• [To do]: Filter the entries that follow, copying every line in which the word "Provincial" appears.

• [Recorded information]:
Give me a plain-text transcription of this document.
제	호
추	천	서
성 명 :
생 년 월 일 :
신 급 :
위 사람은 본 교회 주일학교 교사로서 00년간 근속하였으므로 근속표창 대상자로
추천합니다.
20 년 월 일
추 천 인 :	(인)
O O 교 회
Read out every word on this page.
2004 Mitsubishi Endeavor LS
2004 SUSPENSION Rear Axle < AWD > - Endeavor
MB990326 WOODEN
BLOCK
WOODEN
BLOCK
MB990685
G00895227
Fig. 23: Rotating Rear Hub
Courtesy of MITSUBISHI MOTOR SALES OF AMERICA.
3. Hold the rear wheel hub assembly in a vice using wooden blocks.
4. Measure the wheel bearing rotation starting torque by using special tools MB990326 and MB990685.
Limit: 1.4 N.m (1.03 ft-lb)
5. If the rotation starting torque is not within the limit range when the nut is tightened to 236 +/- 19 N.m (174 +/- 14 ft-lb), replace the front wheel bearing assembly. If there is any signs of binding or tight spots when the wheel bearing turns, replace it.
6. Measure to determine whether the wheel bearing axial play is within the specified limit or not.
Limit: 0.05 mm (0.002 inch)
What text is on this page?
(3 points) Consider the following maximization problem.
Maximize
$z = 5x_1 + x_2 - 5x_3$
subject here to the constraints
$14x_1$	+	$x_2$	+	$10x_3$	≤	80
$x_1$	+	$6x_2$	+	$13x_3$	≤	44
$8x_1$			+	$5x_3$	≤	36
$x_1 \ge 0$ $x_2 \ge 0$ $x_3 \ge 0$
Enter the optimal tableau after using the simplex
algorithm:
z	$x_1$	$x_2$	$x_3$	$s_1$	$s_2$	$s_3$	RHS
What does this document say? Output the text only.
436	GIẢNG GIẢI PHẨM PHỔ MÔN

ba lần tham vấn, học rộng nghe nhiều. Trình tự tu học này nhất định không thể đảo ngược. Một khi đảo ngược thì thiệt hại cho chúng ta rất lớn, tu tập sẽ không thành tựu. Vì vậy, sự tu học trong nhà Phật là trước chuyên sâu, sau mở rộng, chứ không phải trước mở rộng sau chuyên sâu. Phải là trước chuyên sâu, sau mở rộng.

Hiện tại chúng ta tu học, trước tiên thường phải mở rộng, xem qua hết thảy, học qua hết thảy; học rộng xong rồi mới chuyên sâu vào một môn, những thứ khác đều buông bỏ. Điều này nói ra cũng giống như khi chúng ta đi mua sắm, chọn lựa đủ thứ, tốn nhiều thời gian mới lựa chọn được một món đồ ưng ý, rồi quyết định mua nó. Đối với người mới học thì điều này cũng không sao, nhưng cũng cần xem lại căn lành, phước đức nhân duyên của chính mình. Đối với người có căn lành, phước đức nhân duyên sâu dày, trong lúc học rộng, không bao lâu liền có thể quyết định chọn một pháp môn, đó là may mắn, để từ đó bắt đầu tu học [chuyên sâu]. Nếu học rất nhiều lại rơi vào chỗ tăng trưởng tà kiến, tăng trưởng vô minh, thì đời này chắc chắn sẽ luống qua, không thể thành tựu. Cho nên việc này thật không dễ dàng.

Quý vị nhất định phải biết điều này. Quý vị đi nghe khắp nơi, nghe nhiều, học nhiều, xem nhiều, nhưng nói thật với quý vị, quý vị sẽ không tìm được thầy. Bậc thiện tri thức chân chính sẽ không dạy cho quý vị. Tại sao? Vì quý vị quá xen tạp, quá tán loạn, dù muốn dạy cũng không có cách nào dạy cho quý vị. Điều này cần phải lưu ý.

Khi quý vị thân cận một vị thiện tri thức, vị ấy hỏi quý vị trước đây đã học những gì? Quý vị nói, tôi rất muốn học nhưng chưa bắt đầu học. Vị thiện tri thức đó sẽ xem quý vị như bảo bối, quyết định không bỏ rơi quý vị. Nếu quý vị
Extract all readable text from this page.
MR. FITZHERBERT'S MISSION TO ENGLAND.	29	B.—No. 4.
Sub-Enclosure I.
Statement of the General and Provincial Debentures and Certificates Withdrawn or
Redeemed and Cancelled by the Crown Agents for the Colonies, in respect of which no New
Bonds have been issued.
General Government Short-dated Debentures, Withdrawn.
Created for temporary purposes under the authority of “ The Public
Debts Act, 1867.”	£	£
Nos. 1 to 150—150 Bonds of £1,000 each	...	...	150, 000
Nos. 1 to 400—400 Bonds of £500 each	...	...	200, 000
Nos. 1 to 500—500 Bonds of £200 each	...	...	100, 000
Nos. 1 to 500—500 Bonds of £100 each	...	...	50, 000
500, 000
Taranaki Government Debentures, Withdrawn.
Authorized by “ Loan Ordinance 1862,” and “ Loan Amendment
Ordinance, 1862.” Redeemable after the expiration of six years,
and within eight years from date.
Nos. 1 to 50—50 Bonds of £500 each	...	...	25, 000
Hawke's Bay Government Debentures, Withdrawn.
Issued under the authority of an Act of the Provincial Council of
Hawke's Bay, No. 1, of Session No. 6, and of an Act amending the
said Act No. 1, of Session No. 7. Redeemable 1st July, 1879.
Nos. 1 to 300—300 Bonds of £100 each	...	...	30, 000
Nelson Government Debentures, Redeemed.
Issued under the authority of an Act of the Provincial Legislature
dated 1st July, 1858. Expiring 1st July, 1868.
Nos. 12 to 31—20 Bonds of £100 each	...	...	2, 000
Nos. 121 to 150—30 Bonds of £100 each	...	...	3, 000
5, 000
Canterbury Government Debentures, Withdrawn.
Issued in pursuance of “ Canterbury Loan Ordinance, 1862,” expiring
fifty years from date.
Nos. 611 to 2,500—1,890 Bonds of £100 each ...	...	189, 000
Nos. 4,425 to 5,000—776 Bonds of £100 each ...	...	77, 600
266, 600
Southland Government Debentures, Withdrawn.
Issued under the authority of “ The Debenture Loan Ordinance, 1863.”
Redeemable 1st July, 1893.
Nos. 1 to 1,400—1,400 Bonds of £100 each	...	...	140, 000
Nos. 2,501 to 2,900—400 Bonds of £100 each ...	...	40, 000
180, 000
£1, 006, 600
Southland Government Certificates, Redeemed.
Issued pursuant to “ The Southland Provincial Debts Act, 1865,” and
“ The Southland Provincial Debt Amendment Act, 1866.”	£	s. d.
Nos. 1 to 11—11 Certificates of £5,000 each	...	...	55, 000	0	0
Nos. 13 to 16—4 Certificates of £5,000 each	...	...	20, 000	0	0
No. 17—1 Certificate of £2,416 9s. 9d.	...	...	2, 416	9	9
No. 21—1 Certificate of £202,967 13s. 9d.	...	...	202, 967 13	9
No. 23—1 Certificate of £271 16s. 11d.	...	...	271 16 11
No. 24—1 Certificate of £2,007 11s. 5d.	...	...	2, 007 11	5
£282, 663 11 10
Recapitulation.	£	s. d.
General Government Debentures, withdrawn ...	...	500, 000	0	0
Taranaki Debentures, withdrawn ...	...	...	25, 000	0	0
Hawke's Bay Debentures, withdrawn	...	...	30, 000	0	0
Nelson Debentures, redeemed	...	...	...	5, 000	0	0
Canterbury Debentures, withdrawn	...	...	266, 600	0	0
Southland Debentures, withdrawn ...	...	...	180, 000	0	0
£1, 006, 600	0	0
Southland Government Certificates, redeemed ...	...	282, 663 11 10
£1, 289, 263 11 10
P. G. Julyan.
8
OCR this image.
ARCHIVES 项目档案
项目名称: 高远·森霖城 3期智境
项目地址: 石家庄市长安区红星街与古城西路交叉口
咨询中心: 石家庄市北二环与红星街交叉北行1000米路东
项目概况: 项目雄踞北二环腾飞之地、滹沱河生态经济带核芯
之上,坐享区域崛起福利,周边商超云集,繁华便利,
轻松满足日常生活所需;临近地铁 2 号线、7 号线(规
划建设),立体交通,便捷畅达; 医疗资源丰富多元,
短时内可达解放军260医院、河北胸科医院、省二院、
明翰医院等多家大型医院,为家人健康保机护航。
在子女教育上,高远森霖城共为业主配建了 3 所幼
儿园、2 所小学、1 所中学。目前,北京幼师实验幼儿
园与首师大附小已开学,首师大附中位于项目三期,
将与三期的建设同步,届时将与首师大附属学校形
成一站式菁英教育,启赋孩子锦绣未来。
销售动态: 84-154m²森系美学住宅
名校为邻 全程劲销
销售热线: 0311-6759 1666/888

• [Solution below]:
Statement of the General and Provincial Debentures and Certificates Withdrawn or
Issued under the authority of an Act of the Provincial Council of
Issued under the authority of an Act of the Provincial Legislature
Issued pursuant to “ The Southland Provincial Debts Act, 1865,” and
“ The Southland Provincial Debt Amendment Act, 1866.”	£	s. d.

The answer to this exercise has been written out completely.